[Start of Supplied material]
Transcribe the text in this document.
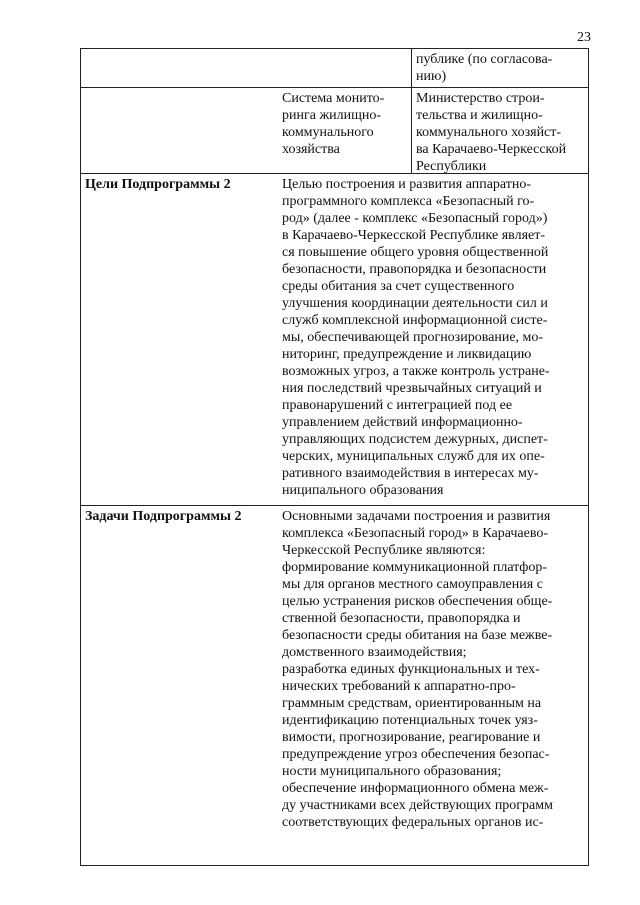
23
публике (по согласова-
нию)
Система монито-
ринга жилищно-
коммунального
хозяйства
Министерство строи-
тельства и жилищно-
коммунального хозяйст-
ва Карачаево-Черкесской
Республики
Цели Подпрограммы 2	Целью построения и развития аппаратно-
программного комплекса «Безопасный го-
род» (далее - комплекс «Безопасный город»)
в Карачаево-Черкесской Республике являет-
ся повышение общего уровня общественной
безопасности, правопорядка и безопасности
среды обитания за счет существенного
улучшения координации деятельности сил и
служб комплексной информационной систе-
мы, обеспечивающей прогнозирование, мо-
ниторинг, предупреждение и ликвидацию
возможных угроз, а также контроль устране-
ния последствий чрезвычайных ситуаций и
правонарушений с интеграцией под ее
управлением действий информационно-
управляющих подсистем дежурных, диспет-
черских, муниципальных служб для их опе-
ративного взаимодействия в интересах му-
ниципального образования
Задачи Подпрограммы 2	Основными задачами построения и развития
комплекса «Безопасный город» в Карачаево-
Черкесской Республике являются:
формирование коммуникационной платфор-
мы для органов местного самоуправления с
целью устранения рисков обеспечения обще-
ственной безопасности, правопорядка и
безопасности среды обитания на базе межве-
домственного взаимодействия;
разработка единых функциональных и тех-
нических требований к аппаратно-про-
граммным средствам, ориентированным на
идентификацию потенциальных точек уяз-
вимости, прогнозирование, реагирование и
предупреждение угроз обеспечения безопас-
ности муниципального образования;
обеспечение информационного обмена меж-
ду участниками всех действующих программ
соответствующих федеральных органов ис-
[End of Supplied material]
[Start of Supplied material]
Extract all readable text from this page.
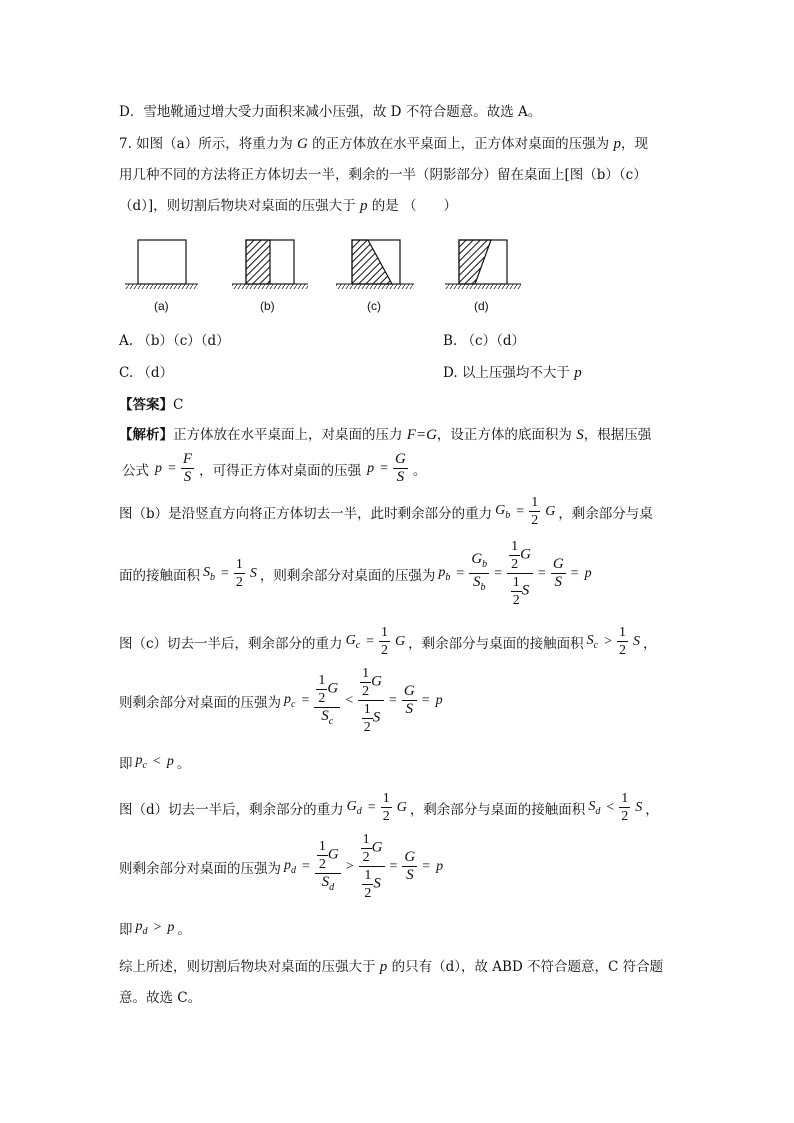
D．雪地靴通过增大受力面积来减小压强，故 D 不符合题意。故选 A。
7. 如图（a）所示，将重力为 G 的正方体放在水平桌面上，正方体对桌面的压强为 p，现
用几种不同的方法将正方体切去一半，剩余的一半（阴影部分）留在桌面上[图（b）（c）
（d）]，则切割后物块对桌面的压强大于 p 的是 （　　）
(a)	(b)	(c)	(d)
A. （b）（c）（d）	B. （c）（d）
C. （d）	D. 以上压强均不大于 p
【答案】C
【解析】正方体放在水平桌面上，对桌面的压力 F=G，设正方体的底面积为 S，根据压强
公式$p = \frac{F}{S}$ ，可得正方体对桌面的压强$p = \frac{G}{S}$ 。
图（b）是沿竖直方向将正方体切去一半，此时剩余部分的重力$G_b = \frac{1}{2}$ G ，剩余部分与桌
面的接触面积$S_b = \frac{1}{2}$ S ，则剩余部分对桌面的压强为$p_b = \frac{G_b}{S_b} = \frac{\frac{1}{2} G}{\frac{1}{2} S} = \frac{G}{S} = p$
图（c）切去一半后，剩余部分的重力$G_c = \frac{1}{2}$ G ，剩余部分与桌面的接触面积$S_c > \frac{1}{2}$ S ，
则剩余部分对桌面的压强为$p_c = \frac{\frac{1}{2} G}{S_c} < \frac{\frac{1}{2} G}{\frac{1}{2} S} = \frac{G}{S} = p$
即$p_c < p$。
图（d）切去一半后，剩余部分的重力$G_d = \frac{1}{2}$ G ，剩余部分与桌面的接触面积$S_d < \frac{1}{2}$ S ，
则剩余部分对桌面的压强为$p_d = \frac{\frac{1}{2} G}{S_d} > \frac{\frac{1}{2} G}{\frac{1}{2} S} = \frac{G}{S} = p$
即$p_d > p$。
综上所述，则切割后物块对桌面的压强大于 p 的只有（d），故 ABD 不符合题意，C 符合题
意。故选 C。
[End of Supplied material]
[Start of Supplied material]
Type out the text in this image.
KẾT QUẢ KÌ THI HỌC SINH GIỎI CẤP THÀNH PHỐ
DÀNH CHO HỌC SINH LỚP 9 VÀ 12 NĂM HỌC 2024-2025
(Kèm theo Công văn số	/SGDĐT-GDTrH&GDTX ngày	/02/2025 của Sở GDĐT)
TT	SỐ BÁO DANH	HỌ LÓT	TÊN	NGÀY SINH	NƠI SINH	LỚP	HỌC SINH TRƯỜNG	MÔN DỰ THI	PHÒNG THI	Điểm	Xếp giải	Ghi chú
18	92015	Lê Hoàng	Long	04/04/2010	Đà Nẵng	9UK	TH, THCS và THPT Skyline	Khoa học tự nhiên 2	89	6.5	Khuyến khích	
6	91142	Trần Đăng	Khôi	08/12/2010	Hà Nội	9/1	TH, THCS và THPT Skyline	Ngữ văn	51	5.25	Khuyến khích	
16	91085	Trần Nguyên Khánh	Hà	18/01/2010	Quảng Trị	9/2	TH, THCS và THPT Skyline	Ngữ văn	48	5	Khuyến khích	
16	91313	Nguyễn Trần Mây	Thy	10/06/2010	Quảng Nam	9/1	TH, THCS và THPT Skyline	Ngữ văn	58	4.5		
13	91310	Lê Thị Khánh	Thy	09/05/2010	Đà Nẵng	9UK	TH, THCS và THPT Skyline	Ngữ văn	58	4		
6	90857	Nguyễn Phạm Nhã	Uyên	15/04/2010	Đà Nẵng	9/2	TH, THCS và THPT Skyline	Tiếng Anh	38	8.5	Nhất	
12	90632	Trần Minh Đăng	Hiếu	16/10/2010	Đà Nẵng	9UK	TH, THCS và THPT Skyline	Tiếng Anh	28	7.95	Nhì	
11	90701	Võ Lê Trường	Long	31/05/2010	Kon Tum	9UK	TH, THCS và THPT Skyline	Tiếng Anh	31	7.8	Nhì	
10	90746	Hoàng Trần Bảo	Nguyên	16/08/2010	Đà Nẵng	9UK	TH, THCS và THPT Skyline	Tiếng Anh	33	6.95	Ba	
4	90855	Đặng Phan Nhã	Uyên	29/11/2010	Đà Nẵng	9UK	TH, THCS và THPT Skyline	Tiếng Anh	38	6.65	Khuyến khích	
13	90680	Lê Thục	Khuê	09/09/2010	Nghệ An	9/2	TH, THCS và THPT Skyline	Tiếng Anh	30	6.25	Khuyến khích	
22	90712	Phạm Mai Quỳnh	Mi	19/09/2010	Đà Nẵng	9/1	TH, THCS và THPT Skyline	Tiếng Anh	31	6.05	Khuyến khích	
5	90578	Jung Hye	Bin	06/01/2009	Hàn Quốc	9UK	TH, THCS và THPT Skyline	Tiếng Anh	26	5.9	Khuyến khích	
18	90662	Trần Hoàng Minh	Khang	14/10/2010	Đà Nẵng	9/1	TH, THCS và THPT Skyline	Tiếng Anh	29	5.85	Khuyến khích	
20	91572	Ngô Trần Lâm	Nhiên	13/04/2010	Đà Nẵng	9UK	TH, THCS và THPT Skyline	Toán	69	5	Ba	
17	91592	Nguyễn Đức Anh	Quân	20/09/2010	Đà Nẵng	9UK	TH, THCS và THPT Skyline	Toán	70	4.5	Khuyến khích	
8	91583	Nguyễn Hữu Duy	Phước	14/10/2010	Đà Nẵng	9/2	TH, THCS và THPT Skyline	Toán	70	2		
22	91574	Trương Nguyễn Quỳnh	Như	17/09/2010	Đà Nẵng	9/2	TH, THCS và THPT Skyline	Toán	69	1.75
[End of Supplied material]
Task directions:
Find every line in the records that contains the word "Đăng"; copy those lines.

Answer for the task:
6	91142	Trần Đăng	Khôi	08/12/2010	Hà Nội	9/1	TH, THCS và THPT Skyline	Ngữ văn	51	5.25	Khuyến khích	
12	90632	Trần Minh Đăng	Hiếu	16/10/2010	Đà Nẵng	9UK	TH, THCS và THPT Skyline	Tiếng Anh	28	7.95	Nhì	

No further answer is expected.